(Dataset listings of figures)
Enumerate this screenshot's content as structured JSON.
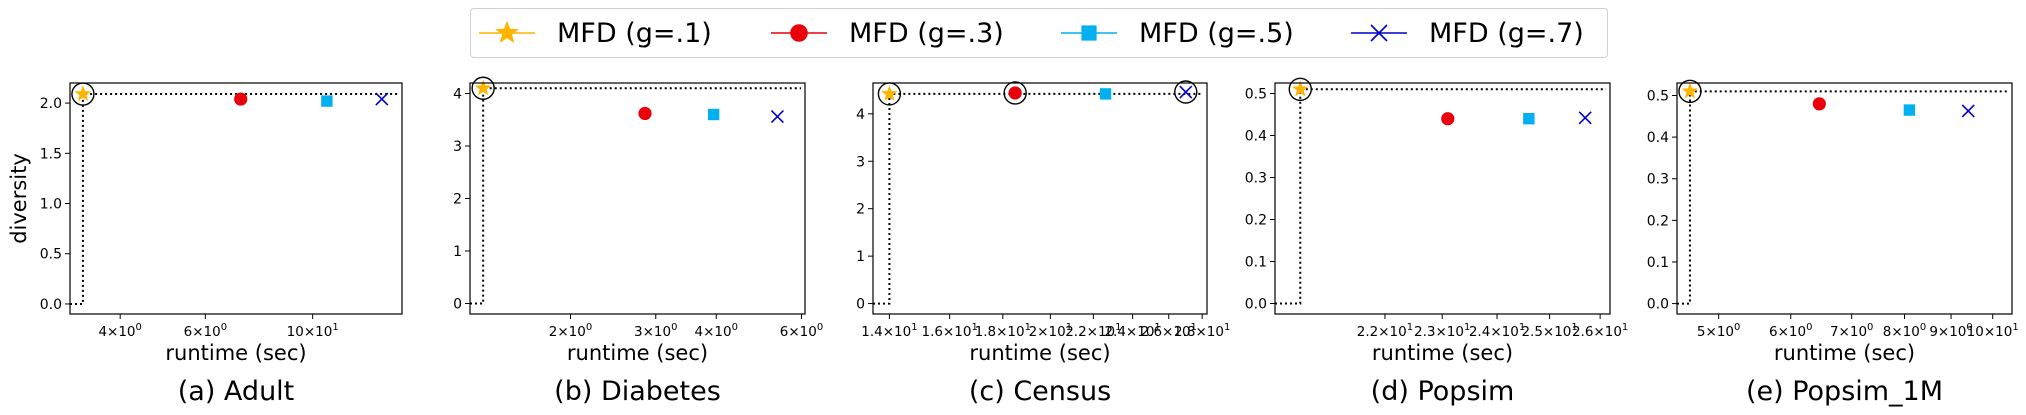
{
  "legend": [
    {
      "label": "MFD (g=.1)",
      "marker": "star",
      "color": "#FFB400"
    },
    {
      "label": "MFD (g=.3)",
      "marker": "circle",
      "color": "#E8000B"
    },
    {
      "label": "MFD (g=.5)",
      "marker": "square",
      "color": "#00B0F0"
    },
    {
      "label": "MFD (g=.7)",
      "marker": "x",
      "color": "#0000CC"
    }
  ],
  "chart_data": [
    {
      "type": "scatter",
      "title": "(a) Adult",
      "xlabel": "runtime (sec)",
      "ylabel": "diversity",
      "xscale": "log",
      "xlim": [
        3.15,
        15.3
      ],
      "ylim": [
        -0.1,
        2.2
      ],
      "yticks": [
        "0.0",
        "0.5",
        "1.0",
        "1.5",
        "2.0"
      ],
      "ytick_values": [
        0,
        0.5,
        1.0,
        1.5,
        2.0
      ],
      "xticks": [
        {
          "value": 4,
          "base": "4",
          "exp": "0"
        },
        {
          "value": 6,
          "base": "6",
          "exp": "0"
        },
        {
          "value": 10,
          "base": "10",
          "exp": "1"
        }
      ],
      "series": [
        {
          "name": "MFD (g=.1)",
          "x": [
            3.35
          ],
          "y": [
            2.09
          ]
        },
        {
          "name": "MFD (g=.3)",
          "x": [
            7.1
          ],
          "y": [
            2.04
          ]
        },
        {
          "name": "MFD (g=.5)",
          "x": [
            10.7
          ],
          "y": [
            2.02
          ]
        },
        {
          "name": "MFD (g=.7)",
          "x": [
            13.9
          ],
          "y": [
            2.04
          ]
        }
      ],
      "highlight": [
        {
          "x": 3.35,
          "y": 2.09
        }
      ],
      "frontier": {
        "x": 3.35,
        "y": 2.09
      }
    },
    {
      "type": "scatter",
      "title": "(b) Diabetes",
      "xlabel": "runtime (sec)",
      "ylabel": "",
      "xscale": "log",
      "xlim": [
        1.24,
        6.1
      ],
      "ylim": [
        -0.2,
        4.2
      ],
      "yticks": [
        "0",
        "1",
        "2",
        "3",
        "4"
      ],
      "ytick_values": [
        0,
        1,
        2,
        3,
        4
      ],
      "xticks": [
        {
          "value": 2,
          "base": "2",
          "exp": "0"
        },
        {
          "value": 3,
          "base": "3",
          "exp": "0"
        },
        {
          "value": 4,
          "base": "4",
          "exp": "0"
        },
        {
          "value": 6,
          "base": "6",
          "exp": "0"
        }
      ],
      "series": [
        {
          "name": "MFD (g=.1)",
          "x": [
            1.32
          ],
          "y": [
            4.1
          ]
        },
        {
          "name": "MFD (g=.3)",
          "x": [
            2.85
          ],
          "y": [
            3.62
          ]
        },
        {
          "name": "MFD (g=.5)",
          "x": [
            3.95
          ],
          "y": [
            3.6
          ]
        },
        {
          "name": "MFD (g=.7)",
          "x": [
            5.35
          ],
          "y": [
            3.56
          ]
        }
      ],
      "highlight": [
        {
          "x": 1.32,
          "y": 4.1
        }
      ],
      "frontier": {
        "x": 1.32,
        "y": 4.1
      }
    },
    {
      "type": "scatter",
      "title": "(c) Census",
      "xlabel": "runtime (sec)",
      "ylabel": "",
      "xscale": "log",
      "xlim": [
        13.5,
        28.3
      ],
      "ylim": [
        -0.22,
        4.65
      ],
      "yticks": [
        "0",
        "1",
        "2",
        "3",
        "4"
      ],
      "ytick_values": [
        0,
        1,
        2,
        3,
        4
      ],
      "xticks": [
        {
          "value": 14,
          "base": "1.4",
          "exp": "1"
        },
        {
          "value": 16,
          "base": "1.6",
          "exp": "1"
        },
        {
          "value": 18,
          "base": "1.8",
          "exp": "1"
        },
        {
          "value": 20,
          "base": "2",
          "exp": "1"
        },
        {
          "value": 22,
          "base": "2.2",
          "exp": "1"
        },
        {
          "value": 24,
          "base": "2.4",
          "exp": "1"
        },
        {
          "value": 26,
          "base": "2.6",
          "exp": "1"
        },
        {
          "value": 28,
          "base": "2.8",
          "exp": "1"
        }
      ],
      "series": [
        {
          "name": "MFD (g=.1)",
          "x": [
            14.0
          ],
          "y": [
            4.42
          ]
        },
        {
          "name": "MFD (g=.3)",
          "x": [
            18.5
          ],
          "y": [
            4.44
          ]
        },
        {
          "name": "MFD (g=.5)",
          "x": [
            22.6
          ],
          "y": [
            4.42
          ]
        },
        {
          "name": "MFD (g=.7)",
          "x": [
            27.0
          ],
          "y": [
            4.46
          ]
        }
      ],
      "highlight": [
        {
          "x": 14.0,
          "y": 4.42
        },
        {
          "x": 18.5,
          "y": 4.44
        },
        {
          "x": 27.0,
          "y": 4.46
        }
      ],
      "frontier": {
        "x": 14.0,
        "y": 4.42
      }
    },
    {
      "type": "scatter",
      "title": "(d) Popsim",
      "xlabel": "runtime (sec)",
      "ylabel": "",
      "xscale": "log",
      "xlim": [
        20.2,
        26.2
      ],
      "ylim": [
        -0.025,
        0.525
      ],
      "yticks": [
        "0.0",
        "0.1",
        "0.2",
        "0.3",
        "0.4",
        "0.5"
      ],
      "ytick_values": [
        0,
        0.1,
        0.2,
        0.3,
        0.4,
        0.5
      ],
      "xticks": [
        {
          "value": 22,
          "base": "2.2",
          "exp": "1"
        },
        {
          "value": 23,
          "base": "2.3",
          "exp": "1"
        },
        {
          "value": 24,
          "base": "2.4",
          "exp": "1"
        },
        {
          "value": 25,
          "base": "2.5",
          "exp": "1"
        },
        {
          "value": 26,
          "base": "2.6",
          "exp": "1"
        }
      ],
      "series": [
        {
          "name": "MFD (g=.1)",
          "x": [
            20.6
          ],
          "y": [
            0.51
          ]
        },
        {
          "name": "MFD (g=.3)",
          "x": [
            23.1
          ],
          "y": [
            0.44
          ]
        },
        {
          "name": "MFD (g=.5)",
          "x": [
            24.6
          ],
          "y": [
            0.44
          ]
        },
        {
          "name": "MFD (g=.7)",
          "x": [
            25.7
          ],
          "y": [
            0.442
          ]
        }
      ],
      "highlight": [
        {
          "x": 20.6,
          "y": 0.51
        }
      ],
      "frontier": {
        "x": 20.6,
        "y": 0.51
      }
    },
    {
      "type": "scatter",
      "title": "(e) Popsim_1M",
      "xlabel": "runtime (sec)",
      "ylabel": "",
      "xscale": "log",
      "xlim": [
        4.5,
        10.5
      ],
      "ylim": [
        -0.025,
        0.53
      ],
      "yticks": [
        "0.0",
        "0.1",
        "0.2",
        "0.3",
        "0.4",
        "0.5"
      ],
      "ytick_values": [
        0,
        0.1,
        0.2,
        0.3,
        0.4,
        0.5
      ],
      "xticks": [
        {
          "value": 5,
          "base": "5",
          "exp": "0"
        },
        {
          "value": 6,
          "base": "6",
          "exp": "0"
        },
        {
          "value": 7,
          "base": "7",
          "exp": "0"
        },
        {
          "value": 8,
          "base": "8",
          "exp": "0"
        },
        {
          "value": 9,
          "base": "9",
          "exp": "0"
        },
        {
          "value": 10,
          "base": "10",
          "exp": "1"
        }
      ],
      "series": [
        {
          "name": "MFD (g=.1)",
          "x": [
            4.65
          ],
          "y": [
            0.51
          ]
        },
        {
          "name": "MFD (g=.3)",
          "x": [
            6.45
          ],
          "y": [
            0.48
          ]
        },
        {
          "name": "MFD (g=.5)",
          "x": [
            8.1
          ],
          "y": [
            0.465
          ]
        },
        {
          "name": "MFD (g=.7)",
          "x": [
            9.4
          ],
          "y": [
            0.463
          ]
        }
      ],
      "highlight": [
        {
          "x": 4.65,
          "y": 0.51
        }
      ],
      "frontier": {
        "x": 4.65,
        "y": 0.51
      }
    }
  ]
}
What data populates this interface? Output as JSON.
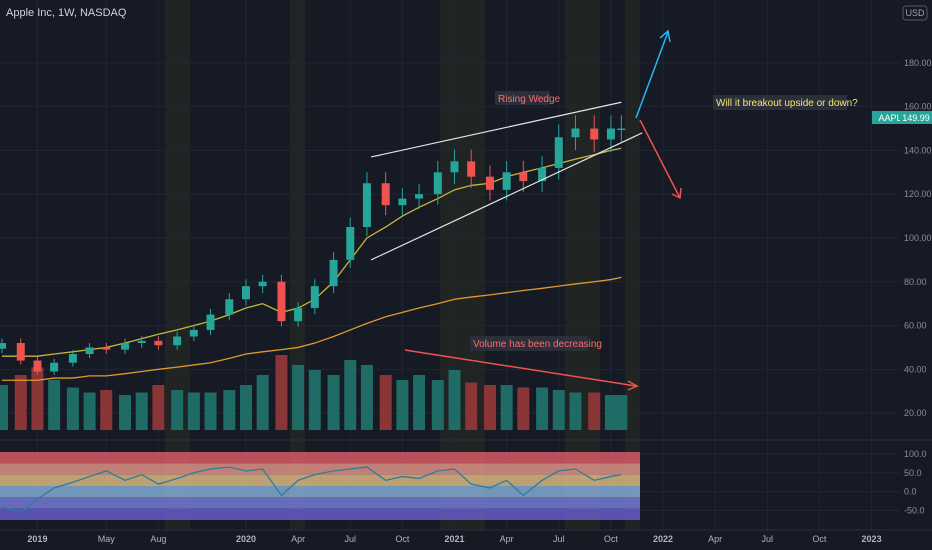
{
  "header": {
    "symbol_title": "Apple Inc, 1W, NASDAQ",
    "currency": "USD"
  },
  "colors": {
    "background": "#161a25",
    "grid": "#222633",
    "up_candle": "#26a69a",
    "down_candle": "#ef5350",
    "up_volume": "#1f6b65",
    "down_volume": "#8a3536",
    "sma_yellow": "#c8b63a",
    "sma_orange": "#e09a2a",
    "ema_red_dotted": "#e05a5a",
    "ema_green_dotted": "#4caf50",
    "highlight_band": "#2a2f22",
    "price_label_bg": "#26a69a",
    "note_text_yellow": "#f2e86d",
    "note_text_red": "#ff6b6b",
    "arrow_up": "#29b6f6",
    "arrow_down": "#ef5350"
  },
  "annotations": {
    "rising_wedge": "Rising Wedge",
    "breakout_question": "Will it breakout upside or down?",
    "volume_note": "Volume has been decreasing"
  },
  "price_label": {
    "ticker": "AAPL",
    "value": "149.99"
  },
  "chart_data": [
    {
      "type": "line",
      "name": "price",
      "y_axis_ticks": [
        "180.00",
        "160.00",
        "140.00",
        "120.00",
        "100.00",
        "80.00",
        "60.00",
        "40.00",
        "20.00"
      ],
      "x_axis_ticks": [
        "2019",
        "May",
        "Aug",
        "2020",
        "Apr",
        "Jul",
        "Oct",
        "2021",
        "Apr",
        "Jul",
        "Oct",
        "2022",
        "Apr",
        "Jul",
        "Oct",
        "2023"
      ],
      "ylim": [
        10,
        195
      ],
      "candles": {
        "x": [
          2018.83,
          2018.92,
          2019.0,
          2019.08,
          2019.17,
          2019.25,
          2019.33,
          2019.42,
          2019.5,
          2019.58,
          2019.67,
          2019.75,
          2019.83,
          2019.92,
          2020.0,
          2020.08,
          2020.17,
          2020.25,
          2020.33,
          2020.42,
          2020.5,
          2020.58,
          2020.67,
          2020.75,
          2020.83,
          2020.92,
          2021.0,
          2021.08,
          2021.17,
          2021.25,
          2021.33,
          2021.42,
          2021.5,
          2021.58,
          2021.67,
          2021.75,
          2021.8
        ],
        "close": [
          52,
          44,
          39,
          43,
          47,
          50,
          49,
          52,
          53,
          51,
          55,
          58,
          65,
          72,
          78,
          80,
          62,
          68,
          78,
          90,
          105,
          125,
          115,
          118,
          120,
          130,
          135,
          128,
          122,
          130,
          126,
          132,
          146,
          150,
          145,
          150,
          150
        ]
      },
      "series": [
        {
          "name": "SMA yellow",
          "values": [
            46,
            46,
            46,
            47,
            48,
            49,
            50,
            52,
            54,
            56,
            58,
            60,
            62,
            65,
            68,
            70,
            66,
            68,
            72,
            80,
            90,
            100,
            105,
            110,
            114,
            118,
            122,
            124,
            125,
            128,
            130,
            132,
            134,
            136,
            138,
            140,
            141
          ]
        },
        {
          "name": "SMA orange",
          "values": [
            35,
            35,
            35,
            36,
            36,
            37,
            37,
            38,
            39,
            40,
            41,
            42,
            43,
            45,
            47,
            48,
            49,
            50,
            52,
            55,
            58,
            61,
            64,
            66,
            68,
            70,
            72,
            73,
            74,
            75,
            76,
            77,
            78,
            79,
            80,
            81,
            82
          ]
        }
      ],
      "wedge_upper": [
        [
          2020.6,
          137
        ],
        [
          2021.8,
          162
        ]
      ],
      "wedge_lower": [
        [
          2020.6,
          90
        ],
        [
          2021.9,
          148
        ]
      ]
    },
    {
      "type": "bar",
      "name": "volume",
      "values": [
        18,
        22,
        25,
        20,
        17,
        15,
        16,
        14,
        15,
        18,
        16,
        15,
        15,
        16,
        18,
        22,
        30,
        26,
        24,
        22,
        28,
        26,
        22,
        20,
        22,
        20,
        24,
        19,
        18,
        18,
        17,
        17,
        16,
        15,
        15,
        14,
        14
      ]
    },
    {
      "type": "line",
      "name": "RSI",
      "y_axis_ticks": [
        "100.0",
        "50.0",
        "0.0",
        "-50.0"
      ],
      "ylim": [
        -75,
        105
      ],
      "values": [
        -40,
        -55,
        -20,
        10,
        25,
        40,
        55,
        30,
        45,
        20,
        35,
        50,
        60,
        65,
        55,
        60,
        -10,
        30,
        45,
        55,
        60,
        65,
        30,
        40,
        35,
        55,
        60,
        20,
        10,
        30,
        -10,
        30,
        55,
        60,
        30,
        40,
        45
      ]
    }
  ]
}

WHAT IS BEING ASKED: Where a line holds "marker", copy it out.

SOLUTION TO THIS PROBLEM:
      "marker": "star",
      "marker": "circle",
      "marker": "square",
      "marker": "x",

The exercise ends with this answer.